(Dataset items)
##########
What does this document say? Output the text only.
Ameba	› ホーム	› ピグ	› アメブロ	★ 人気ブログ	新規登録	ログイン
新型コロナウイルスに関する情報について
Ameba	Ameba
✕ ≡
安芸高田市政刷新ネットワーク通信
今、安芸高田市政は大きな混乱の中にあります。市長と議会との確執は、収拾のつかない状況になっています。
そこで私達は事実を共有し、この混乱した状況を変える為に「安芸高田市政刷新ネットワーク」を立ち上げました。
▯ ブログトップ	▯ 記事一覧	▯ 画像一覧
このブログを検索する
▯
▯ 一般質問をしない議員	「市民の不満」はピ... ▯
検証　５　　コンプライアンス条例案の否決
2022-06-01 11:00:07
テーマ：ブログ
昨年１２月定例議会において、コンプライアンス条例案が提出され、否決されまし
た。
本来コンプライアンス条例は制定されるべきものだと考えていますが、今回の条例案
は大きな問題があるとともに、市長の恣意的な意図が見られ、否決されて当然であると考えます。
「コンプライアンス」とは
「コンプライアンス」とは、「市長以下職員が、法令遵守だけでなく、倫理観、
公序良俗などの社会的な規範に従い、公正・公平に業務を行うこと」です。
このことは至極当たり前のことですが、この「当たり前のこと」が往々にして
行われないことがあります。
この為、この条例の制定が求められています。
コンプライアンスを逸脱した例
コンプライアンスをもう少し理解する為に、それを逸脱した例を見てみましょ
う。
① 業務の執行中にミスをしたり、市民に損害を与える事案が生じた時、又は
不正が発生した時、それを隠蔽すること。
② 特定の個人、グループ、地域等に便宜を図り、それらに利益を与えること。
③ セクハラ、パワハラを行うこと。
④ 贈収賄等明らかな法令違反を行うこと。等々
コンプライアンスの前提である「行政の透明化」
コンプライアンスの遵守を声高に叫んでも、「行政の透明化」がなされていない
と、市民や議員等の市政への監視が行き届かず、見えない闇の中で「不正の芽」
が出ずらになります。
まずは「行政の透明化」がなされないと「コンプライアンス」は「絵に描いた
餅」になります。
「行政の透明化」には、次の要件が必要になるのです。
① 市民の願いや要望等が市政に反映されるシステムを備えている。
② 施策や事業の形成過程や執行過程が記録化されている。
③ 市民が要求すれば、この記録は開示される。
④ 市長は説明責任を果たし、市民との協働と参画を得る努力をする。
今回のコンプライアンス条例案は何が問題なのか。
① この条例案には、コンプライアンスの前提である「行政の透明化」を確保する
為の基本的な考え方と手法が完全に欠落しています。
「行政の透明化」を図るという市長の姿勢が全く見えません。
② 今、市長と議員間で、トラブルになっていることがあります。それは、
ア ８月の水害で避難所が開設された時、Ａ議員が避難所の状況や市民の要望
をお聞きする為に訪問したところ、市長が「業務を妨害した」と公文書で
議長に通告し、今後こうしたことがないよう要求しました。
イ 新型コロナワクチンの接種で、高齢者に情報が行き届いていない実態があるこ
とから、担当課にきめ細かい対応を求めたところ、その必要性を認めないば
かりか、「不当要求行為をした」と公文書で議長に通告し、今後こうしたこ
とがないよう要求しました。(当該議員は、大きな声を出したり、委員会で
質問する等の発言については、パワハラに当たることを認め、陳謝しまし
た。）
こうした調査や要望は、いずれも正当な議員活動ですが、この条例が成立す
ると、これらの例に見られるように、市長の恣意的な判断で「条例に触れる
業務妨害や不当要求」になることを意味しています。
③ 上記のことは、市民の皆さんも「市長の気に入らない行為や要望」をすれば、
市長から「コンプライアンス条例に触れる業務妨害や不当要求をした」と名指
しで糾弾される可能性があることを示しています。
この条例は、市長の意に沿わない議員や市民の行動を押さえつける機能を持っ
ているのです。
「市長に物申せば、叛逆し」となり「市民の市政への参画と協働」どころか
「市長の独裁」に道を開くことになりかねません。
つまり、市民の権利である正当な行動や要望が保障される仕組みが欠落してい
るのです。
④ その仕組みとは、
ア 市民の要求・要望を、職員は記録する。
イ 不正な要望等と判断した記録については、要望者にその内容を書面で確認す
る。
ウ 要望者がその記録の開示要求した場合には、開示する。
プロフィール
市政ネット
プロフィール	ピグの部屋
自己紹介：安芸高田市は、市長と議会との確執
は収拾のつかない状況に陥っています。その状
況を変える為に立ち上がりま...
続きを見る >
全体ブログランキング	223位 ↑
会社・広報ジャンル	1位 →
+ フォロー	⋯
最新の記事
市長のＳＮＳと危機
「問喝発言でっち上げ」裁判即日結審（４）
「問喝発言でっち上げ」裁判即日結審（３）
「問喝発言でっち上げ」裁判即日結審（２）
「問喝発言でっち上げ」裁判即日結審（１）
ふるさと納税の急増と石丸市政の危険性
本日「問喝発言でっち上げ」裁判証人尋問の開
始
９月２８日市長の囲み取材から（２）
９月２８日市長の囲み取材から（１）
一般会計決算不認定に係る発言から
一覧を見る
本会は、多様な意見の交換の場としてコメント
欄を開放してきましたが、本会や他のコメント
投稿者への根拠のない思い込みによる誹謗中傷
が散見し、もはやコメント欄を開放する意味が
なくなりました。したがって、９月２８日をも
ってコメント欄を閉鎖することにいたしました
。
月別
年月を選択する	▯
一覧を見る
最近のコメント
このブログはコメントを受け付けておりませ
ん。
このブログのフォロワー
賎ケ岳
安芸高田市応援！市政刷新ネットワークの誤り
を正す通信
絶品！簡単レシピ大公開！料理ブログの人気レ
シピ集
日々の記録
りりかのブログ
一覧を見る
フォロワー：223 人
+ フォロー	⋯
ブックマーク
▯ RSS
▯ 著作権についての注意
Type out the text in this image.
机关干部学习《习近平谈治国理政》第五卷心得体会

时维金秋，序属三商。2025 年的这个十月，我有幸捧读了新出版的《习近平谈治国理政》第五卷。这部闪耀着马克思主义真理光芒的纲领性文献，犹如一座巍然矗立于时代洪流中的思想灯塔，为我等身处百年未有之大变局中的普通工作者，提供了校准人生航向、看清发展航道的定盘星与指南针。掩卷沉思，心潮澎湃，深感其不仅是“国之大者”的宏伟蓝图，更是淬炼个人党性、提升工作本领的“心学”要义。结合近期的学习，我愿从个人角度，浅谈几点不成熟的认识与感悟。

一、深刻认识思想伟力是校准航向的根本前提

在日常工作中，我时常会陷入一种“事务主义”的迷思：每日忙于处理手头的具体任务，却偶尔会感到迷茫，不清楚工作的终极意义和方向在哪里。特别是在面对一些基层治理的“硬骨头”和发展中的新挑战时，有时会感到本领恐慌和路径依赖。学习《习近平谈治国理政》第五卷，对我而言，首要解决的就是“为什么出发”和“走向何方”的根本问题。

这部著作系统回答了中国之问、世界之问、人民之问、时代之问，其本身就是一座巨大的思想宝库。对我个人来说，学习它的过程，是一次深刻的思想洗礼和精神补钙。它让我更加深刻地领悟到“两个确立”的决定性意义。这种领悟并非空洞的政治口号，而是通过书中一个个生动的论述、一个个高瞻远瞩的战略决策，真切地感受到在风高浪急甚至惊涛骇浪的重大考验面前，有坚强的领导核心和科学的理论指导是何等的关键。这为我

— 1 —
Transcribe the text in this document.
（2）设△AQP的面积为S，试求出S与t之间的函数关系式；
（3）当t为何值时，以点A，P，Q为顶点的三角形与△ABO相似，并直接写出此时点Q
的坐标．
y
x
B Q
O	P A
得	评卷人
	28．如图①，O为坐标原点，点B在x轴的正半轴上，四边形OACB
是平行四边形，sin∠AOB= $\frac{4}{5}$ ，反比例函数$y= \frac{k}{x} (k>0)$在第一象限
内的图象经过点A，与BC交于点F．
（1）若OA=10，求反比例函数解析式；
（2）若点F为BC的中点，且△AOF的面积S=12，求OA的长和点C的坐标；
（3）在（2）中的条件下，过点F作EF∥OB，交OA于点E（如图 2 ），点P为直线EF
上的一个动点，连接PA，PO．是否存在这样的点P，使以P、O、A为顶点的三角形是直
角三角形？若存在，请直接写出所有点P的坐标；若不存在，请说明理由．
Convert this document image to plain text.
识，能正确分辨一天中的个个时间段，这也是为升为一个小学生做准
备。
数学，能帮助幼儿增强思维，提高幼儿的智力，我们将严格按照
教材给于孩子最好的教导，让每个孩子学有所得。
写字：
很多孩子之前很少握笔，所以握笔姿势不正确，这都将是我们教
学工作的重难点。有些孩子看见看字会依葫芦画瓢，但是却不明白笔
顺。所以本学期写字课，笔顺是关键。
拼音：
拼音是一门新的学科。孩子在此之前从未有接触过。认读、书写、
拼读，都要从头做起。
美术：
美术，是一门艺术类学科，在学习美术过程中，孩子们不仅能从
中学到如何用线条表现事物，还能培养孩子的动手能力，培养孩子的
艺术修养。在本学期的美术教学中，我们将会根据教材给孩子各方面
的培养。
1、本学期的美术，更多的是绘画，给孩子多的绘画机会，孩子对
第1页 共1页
##########
STATED PROBLEM =
Starting from the line containing "Convert this document image to plain text.", repeat each line through the end of the entries, exactly.

THE SOLUTION =
Convert this document image to plain text.
识，能正确分辨一天中的个个时间段，这也是为升为一个小学生做准
备。
数学，能帮助幼儿增强思维，提高幼儿的智力，我们将严格按照
教材给于孩子最好的教导，让每个孩子学有所得。
写字：
很多孩子之前很少握笔，所以握笔姿势不正确，这都将是我们教
学工作的重难点。有些孩子看见看字会依葫芦画瓢，但是却不明白笔
顺。所以本学期写字课，笔顺是关键。
拼音：
拼音是一门新的学科。孩子在此之前从未有接触过。认读、书写、
拼读，都要从头做起。
美术：
美术，是一门艺术类学科，在学习美术过程中，孩子们不仅能从
中学到如何用线条表现事物，还能培养孩子的动手能力，培养孩子的
艺术修养。在本学期的美术教学中，我们将会根据教材给孩子各方面
的培养。
1、本学期的美术，更多的是绘画，给孩子多的绘画机会，孩子对
第1页 共1页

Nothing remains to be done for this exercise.